PERINTAH :: Tuliskan lanjutan teks tentang bentuk-bentuk ketidakadilan gender di bawah ini, dimulai setelah kalimat terakhirnya.

KUTIPAN ::
Jumat, 26 Oktober 2012

TUGAS PSIKOLOGI “KETIDAKSETARAAN GENDER DAN PRO GENDER”


TUGAS PSIKOLOGI
“KETIDAKSETARAAN GENDER DAN PRO GENDER”

Di susun oleh           :        1. Ketua : Donny Prastyo
                                                                          2. Sekertaris : Anggy Suci Okta Noviolita
                                             3. Anggota :  - Nurul Rachma Sari
                                                            - Sulistyasih

                        Pengajar            :         Ns. Sri Djuwitaningsih, M.Kes ., Sp. Mat



POLTEKKES KEMENKES JAKARTA III
PROGRAM STUDI KEPERAWATAN PRODI KIMIA 17
2012

Bentuk Bentuk Ketidakadilan Gender

Perbedaan peran dan fungsi antara laki-laki dan perempuan atau yang lebih tinggi dikenal dengan perbedaan gender yang terjadi di masyarakat tidak menjadi suatu permasalahan sepanjang perbedaan tersebut tidak mengakibatkan diskriminasi atau ketidak adilan. Patokan  atau ukuran sederhana yang dapat digunakan untukmengukur apakah perbedaan gender itu menimbulkan ketidakadilan atau tidak adalah sebagai berikut:
1)   Sterotype
Semua bentuk ketidakadilan gender diatas sebenarnya berpangkal pada satu sumber kekeliruan yang sama, yaitu stereotype gender laki-laki dan perempuan.
Stereotype itu sendiri berarti pemberian citra baku atau label/cap kepada seseorang atau kelompok yang didasarkan pada suatu anggapan yang salah atau sesat.

DAFTAR ENTRI ::

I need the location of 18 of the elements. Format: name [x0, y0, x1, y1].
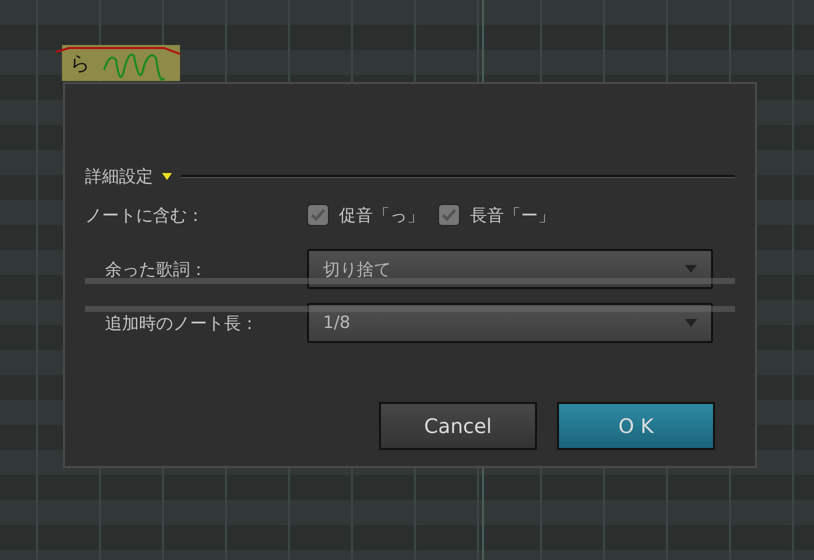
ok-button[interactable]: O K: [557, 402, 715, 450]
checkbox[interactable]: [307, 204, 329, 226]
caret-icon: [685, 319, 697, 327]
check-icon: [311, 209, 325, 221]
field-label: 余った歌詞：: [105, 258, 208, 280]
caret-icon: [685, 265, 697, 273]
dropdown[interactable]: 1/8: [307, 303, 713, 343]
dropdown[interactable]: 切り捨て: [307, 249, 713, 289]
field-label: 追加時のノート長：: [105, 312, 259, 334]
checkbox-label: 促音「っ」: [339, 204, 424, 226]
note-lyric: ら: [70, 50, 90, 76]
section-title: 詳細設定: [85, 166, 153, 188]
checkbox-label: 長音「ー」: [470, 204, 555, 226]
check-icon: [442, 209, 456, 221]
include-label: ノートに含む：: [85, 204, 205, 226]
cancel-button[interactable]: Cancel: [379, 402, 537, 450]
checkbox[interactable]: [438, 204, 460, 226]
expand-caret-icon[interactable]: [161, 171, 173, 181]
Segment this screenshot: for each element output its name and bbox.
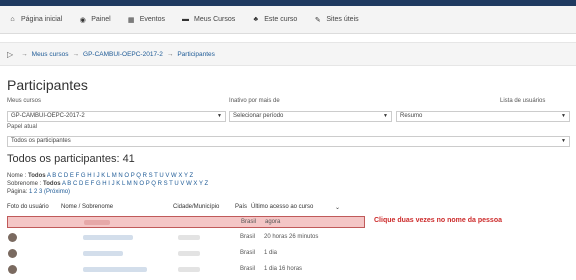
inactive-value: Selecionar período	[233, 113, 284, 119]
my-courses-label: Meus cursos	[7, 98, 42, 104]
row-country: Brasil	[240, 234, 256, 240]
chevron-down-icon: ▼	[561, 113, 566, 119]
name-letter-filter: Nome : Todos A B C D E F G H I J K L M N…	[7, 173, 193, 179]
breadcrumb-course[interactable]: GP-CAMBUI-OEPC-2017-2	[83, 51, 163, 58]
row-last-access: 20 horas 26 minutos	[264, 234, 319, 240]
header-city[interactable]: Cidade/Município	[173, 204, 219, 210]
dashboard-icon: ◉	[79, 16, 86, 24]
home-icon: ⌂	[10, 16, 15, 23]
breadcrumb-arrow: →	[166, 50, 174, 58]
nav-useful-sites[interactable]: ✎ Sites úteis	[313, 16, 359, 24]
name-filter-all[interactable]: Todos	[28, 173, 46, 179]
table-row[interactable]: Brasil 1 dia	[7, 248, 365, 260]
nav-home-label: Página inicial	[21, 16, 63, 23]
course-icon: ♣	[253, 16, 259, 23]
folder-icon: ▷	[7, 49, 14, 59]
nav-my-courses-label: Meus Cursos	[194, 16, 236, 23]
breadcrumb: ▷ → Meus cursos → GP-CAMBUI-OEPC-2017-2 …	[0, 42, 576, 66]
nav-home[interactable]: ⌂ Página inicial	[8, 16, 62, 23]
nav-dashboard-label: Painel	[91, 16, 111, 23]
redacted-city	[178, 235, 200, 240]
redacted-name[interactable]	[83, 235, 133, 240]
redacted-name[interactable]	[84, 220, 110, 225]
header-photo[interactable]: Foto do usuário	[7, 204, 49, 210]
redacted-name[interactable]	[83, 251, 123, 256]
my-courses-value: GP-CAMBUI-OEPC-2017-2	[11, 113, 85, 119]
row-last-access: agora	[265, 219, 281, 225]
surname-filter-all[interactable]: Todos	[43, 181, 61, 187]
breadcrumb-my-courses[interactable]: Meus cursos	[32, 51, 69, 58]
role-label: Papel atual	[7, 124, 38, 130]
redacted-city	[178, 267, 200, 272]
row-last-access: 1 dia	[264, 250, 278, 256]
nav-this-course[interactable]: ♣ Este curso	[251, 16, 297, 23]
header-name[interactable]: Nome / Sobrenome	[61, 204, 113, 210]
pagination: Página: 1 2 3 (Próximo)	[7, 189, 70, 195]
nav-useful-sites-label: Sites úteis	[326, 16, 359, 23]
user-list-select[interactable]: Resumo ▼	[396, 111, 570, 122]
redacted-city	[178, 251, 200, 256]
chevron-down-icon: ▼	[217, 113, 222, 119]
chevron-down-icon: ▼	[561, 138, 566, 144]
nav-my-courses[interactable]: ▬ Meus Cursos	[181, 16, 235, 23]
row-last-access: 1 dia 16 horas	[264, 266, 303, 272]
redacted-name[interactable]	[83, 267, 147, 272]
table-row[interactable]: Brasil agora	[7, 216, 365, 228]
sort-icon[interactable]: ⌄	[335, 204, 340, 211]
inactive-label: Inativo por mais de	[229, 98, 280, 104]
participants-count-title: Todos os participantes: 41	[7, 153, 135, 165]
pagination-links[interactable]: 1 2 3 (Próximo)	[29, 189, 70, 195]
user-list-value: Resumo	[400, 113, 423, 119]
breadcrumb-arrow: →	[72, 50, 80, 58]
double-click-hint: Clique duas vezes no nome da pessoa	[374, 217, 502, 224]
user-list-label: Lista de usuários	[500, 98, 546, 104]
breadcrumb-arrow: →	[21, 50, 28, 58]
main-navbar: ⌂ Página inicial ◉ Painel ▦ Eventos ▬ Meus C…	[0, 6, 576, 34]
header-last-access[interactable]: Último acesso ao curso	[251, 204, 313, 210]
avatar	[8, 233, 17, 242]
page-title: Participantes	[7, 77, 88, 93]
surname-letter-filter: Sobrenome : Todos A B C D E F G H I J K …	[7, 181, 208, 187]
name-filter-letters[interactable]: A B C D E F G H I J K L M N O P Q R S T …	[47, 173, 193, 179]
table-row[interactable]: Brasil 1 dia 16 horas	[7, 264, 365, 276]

JAWABAN SOAL ::
Pelabelan umumnya dilakukan dalam dua hubungan atau lebih dan seringkali digunakan sebagai alasan untuk membenarkan suatu tindakan dari satu kelompok atas kelompok lainnya.
Pelabelan juga menunjukkan adanya relasi kekuasaan yang timpang atau tidak seimbang  yang bertujuan untuk menaklukkan atau menguasai pihak lain.
Pelabelan negative juga dapat dilakukan atas dasar anggapan gender. Namun seringkali pelabelan negative ditimpakan kepada perempuan
.

 
2)   Marjinalisasi
Marjinalisasi artinya : suatu proses peminggiran akibat perbedaan jenis kelamin yang mengakibatkan kemiskinan.
Banyak cara yang dapat digunakan untuk memarjinalkan seseorang atau kelompok. Salah satunya adalah dengan menggunakan asumsi gender. Misalnya dengan anggapan bahwa perempuan berfungsi sebagai pencari nafkah tambahan, maka ketika mereka bekerja diluar rumah (sector public), seringkali dinilai dengan anggapan tersebut. Jika hal tersebut terjadi, maka sebenarnya telah berlangsung proses pemiskinan dengan alasan gender.

3)   Beban ganda (double burden)
Beban ganda (double burden) artinya beban pekerjaan yang diterima salah satu jenis kelamin lebih banyak dibandingkan jenis kelamin lainnya.
Peran reproduksi perempuan seringkali dianggap peran yang statis dan permanen. Walaupun sudah ada peningkatan jumlah perempuan yang bekerja diwilayah public, namun tidak diiringi dengan berkurangnya beban mereka di wilayah domestic. Upaya maksimal yang dilakukan mereka adalah mensubstitusikan pekerjaan tersebut kepada perempuan lain, seperti pembantu rumah tangga atau anggota keluarga perempuan lainnya. Namun demikian, tanggung jawabnya masih tetap berada di pundak perempuan. Akibatnya mereka mengalami beban yang berlipat ganda.

4)   Subordinasi
Subordinasi Artinya : suatu penilaian atau anggapan bahwa suatu peran yang dilakukan oleh satu jenis kelamin lebih rendah dari yang lain.
Telah diketahui, nilai-nilai yang berlaku di masyarakat, telah memisahkan dan memilah-milah peran-peran gender, laki-laki dan perempuan. Perempuan dianggap bertanggung jawab dan memiliki peran dalam urusan domestik atau reproduksi, sementara laki-laki dalam urusan public atau produksi.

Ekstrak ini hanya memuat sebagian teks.